Written problem
Look through the records and report how many lines include the word "emplea", with no other words.

The input
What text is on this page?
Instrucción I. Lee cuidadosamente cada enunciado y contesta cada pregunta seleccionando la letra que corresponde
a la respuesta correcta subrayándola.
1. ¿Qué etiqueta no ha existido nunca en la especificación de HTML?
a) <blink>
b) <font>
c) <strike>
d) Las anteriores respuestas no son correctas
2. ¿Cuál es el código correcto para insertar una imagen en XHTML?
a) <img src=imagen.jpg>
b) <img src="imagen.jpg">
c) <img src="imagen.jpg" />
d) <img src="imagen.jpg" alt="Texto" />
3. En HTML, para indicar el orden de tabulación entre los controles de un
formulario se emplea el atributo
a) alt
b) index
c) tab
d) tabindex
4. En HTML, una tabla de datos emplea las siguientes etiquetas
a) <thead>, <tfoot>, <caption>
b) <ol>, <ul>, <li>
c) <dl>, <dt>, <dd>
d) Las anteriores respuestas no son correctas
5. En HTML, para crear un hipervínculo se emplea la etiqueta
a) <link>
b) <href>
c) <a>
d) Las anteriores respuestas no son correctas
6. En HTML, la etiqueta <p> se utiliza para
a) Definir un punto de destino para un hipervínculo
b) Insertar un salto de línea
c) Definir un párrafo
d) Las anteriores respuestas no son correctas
---
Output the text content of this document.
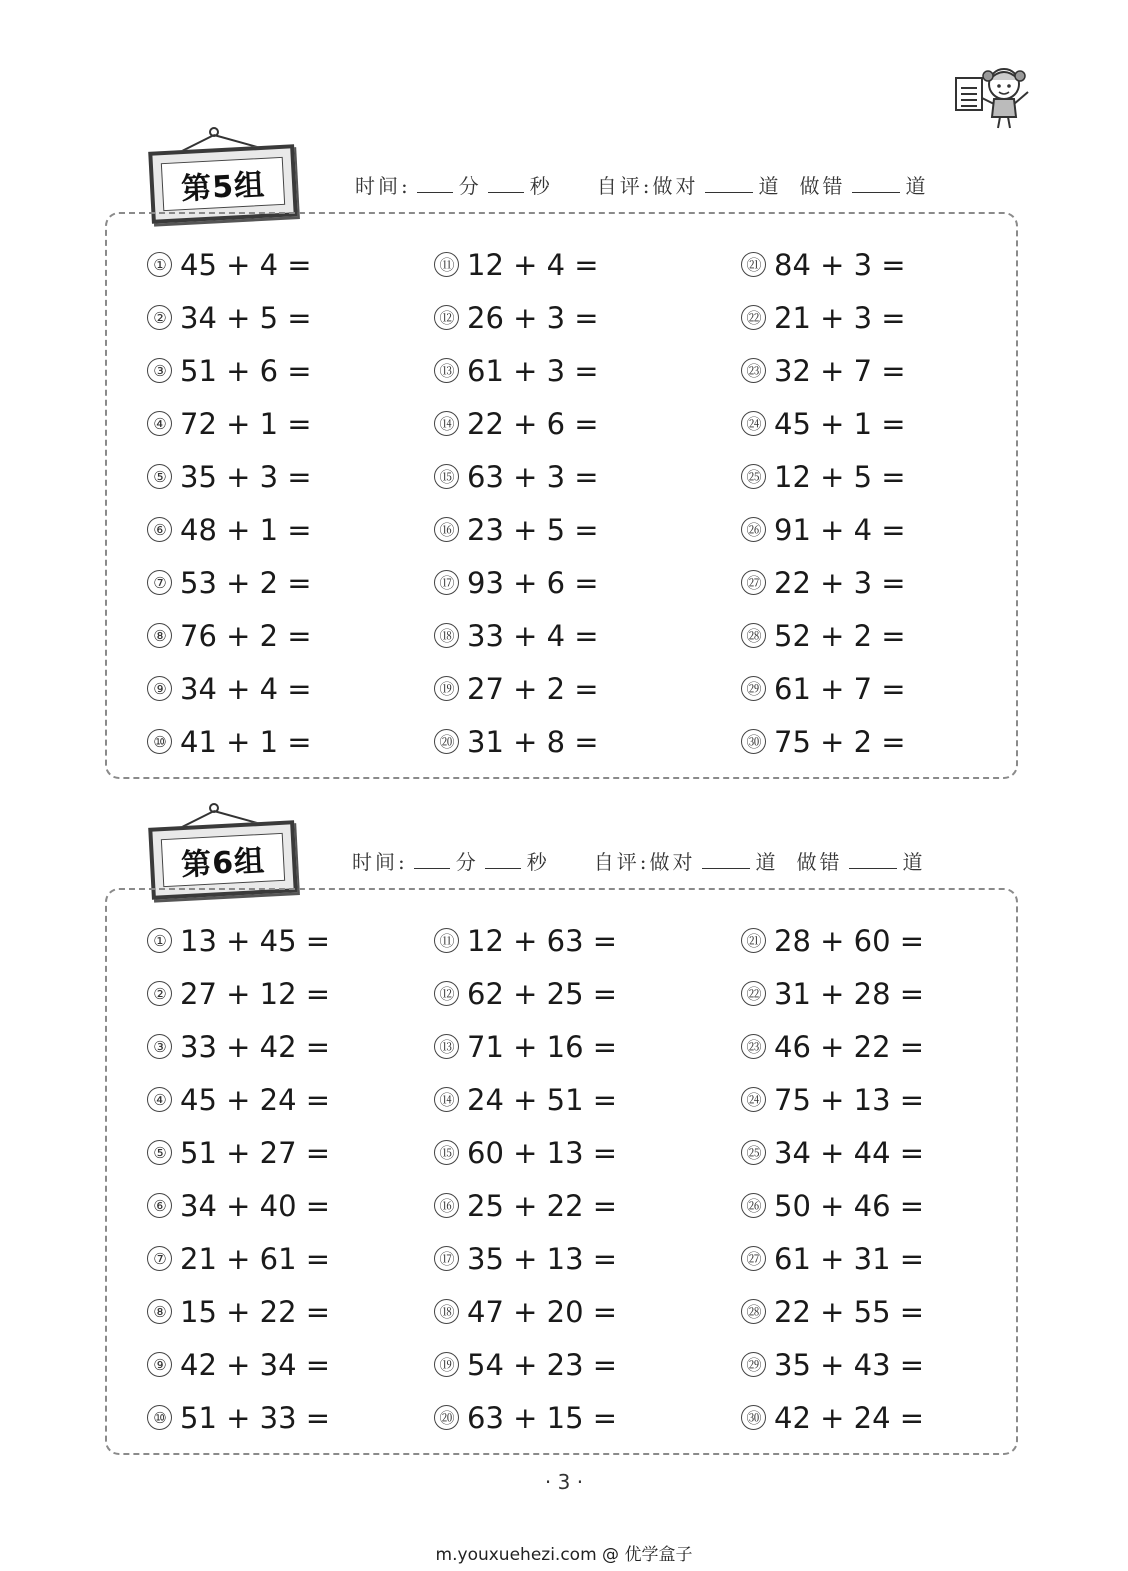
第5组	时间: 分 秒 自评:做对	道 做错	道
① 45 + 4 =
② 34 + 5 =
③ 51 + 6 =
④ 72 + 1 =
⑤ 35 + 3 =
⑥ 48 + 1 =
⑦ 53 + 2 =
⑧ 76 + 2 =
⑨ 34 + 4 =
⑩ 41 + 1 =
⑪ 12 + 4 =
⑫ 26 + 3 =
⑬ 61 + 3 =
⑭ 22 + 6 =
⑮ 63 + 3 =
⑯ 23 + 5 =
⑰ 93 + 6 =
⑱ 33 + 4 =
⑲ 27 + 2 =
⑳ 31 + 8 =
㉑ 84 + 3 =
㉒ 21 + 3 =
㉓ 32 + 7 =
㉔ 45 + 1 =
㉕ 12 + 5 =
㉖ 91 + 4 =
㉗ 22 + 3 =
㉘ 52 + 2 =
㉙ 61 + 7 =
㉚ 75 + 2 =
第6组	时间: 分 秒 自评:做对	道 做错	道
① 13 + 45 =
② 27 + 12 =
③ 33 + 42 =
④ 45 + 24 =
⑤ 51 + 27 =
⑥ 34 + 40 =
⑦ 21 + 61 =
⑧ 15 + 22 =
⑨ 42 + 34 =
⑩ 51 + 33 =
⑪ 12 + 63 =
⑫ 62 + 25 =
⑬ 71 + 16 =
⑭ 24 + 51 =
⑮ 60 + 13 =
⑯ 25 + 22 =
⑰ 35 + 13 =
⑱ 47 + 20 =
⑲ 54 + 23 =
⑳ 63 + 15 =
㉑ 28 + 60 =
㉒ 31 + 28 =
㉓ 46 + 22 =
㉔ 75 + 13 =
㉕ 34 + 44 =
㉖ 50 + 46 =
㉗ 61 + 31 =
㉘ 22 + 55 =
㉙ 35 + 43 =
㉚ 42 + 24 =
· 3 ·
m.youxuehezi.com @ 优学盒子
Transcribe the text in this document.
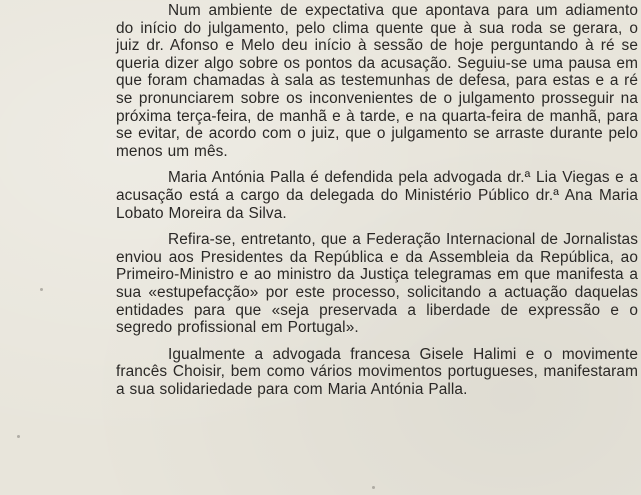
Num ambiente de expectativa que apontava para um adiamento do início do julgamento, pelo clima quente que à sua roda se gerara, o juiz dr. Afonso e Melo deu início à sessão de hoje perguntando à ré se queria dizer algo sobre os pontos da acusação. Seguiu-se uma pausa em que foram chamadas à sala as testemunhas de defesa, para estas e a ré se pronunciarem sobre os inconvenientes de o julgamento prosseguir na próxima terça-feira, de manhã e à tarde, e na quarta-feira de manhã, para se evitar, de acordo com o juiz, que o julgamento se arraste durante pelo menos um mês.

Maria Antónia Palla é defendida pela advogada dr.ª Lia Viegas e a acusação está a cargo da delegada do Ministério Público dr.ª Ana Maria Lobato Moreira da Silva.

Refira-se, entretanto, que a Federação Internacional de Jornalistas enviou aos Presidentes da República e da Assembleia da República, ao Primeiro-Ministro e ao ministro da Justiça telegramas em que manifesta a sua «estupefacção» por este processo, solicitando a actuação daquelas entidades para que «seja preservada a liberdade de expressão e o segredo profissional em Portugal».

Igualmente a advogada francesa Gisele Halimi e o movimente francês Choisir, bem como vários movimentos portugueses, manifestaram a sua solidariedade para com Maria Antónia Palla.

Task output
3